[Given task]:
Turn the lines below into a JSON list of strings, one string per line, leaving out any blank lines.

**** Input rows

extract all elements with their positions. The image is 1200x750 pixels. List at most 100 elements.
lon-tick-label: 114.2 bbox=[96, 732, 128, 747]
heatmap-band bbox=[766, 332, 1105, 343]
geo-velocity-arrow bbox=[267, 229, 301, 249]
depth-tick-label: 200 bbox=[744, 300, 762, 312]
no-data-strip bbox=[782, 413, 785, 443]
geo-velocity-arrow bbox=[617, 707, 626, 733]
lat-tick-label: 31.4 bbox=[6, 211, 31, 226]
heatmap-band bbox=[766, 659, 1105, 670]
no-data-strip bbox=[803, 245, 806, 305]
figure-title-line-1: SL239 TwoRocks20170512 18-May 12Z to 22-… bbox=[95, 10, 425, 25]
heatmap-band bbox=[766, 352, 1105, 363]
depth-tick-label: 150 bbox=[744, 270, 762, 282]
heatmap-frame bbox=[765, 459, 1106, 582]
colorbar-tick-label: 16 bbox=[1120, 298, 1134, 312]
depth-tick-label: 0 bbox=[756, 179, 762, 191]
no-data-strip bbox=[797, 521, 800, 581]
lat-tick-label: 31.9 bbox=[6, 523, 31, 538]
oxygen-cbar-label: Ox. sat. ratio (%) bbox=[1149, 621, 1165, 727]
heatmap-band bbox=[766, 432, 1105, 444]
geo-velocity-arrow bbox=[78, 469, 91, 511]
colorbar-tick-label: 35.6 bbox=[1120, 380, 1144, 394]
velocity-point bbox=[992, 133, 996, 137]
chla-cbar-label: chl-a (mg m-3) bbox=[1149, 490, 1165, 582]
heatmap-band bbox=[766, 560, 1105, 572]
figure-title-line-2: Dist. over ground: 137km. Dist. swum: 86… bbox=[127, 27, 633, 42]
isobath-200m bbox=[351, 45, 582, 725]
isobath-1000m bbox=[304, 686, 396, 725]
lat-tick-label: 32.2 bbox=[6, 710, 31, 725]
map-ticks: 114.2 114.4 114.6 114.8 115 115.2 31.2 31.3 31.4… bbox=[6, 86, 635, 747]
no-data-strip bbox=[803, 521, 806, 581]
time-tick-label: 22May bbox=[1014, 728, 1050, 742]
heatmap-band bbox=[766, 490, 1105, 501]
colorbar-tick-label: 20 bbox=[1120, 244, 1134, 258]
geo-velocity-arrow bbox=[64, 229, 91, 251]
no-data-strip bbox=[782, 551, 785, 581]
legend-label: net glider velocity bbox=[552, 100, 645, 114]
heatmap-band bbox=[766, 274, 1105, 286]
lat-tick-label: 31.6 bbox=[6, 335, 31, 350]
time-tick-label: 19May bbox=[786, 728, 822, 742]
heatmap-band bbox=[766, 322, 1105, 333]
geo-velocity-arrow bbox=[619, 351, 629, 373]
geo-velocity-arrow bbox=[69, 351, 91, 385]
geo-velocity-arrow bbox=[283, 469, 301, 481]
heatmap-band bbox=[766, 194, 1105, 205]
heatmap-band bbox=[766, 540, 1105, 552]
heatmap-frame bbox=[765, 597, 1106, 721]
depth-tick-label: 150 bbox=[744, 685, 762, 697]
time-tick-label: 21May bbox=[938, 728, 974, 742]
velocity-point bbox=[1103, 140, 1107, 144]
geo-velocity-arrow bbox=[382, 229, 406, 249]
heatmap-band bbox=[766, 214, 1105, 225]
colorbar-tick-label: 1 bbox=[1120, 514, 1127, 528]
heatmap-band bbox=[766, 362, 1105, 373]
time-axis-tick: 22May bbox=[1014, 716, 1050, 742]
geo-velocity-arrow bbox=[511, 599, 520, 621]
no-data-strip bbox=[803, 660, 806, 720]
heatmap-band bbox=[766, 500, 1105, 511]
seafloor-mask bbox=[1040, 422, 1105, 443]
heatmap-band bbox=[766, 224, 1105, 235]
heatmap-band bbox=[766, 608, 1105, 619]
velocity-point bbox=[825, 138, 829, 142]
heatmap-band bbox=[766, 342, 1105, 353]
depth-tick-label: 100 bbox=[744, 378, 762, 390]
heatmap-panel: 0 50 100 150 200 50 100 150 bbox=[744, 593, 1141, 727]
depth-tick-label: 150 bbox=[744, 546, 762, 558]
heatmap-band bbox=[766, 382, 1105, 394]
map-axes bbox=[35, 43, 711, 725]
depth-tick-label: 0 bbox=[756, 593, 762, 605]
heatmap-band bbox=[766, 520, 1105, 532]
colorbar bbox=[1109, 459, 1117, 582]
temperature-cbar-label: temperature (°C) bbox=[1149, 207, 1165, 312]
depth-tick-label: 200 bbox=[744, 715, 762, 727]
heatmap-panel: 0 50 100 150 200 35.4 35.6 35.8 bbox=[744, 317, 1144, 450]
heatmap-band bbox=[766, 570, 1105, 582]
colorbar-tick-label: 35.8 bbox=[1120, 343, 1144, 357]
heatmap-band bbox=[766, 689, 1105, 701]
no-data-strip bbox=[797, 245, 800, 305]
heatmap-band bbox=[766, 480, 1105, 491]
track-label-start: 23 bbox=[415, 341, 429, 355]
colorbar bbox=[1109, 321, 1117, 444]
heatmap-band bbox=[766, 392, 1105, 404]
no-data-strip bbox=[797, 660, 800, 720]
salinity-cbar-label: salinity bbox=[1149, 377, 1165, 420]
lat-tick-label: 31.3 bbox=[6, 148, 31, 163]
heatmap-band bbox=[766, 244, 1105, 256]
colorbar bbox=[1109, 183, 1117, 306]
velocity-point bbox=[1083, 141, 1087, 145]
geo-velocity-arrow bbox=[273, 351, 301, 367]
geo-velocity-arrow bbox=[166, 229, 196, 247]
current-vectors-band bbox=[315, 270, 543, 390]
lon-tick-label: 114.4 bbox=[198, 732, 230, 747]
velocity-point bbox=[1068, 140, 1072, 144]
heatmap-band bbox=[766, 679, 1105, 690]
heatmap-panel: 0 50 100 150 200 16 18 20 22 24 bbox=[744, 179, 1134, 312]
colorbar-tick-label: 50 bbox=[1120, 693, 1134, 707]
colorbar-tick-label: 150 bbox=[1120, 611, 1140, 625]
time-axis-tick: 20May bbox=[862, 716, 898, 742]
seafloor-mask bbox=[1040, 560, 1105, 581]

********

[Written answer]:
[
  "extract all elements with their positions. The image is 1200x750 pixels. List at most 100 elements.",
  "lon-tick-label: 114.2 bbox=[96, 732, 128, 747]",
  "heatmap-band bbox=[766, 332, 1105, 343]",
  "geo-velocity-arrow bbox=[267, 229, 301, 249]",
  "depth-tick-label: 200 bbox=[744, 300, 762, 312]",
  "no-data-strip bbox=[782, 413, 785, 443]",
  "geo-velocity-arrow bbox=[617, 707, 626, 733]",
  "lat-tick-label: 31.4 bbox=[6, 211, 31, 226]",
  "heatmap-band bbox=[766, 659, 1105, 670]",
  "no-data-strip bbox=[803, 245, 806, 305]",
  "figure-title-line-1: SL239 TwoRocks20170512 18-May 12Z to 22-… bbox=[95, 10, 425, 25]",
  "heatmap-band bbox=[766, 352, 1105, 363]",
  "depth-tick-label: 150 bbox=[744, 270, 762, 282]",
  "heatmap-frame bbox=[765, 459, 1106, 582]",
  "colorbar-tick-label: 16 bbox=[1120, 298, 1134, 312]",
  "depth-tick-label: 0 bbox=[756, 179, 762, 191]",
  "no-data-strip bbox=[797, 521, 800, 581]",
  "lat-tick-label: 31.9 bbox=[6, 523, 31, 538]",
  "oxygen-cbar-label: Ox. sat. ratio (%) bbox=[1149, 621, 1165, 727]",
  "heatmap-band bbox=[766, 432, 1105, 444]",
  "geo-velocity-arrow bbox=[78, 469, 91, 511]",
  "colorbar-tick-label: 35.6 bbox=[1120, 380, 1144, 394]",
  "velocity-point bbox=[992, 133, 996, 137]",
  "chla-cbar-label: chl-a (mg m-3) bbox=[1149, 490, 1165, 582]",
  "heatmap-band bbox=[766, 560, 1105, 572]",
  "figure-title-line-2: Dist. over ground: 137km. Dist. swum: 86… bbox=[127, 27, 633, 42]",
  "isobath-200m bbox=[351, 45, 582, 725]",
  "isobath-1000m bbox=[304, 686, 396, 725]",
  "lat-tick-label: 32.2 bbox=[6, 710, 31, 725]",
  "map-ticks: 114.2 114.4 114.6 114.8 115 115.2 31.2 31.3 31.4… bbox=[6, 86, 635, 747]",
  "no-data-strip bbox=[803, 521, 806, 581]",
  "time-tick-label: 22May bbox=[1014, 728, 1050, 742]",
  "heatmap-band bbox=[766, 490, 1105, 501]",
  "colorbar-tick-label: 20 bbox=[1120, 244, 1134, 258]",
  "geo-velocity-arrow bbox=[64, 229, 91, 251]",
  "no-data-strip bbox=[782, 551, 785, 581]",
  "legend-label: net glider velocity bbox=[552, 100, 645, 114]",
  "heatmap-band bbox=[766, 274, 1105, 286]",
  "lat-tick-label: 31.6 bbox=[6, 335, 31, 350]",
  "time-tick-label: 19May bbox=[786, 728, 822, 742]",
  "heatmap-band bbox=[766, 322, 1105, 333]",
  "geo-velocity-arrow bbox=[619, 351, 629, 373]",
  "geo-velocity-arrow bbox=[69, 351, 91, 385]",
  "geo-velocity-arrow bbox=[283, 469, 301, 481]",
  "heatmap-band bbox=[766, 194, 1105, 205]",
  "heatmap-band bbox=[766, 540, 1105, 552]",
  "heatmap-frame bbox=[765, 597, 1106, 721]",
  "depth-tick-label: 150 bbox=[744, 685, 762, 697]",
  "time-tick-label: 21May bbox=[938, 728, 974, 742]",
  "velocity-point bbox=[1103, 140, 1107, 144]",
  "geo-velocity-arrow bbox=[382, 229, 406, 249]",
  "heatmap-band bbox=[766, 214, 1105, 225]",
  "colorbar-tick-label: 1 bbox=[1120, 514, 1127, 528]",
  "heatmap-band bbox=[766, 362, 1105, 373]",
  "time-axis-tick: 22May bbox=[1014, 716, 1050, 742]",
  "geo-velocity-arrow bbox=[511, 599, 520, 621]",
  "no-data-strip bbox=[803, 660, 806, 720]",
  "heatmap-band bbox=[766, 500, 1105, 511]",
  "seafloor-mask bbox=[1040, 422, 1105, 443]",
  "heatmap-band bbox=[766, 224, 1105, 235]",
  "heatmap-band bbox=[766, 608, 1105, 619]",
  "velocity-point bbox=[825, 138, 829, 142]",
  "heatmap-band bbox=[766, 342, 1105, 353]",
  "depth-tick-label: 100 bbox=[744, 378, 762, 390]",
  "heatmap-panel: 0 50 100 150 200 50 100 150 bbox=[744, 593, 1141, 727]",
  "depth-tick-label: 150 bbox=[744, 546, 762, 558]",
  "heatmap-band bbox=[766, 382, 1105, 394]",
  "map-axes bbox=[35, 43, 711, 725]",
  "depth-tick-label: 0 bbox=[756, 593, 762, 605]",
  "heatmap-band bbox=[766, 520, 1105, 532]",
  "colorbar bbox=[1109, 459, 1117, 582]",
  "temperature-cbar-label: temperature (°C) bbox=[1149, 207, 1165, 312]",
  "depth-tick-label: 200 bbox=[744, 715, 762, 727]",
  "heatmap-panel: 0 50 100 150 200 35.4 35.6 35.8 bbox=[744, 317, 1144, 450]",
  "heatmap-band bbox=[766, 570, 1105, 582]",
  "colorbar-tick-label: 35.8 bbox=[1120, 343, 1144, 357]",
  "heatmap-band bbox=[766, 689, 1105, 701]",
  "no-data-strip bbox=[797, 245, 800, 305]",
  "heatmap-band bbox=[766, 480, 1105, 491]",
  "track-label-start: 23 bbox=[415, 341, 429, 355]",
  "colorbar bbox=[1109, 321, 1117, 444]",
  "heatmap-band bbox=[766, 392, 1105, 404]",
  "no-data-strip bbox=[797, 660, 800, 720]",
  "salinity-cbar-label: salinity bbox=[1149, 377, 1165, 420]",
  "lat-tick-label: 31.3 bbox=[6, 148, 31, 163]",
  "heatmap-band bbox=[766, 244, 1105, 256]",
  "colorbar bbox=[1109, 183, 1117, 306]",
  "velocity-point bbox=[1083, 141, 1087, 145]",
  "geo-velocity-arrow bbox=[273, 351, 301, 367]",
  "geo-velocity-arrow bbox=[166, 229, 196, 247]",
  "current-vectors-band bbox=[315, 270, 543, 390]",
  "lon-tick-label: 114.4 bbox=[198, 732, 230, 747]",
  "velocity-point bbox=[1068, 140, 1072, 144]",
  "heatmap-band bbox=[766, 679, 1105, 690]",
  "heatmap-panel: 0 50 100 150 200 16 18 20 22 24 bbox=[744, 179, 1134, 312]",
  "colorbar-tick-label: 50 bbox=[1120, 693, 1134, 707]",
  "colorbar-tick-label: 150 bbox=[1120, 611, 1140, 625]",
  "time-axis-tick: 20May bbox=[862, 716, 898, 742]",
  "seafloor-mask bbox=[1040, 560, 1105, 581]"
]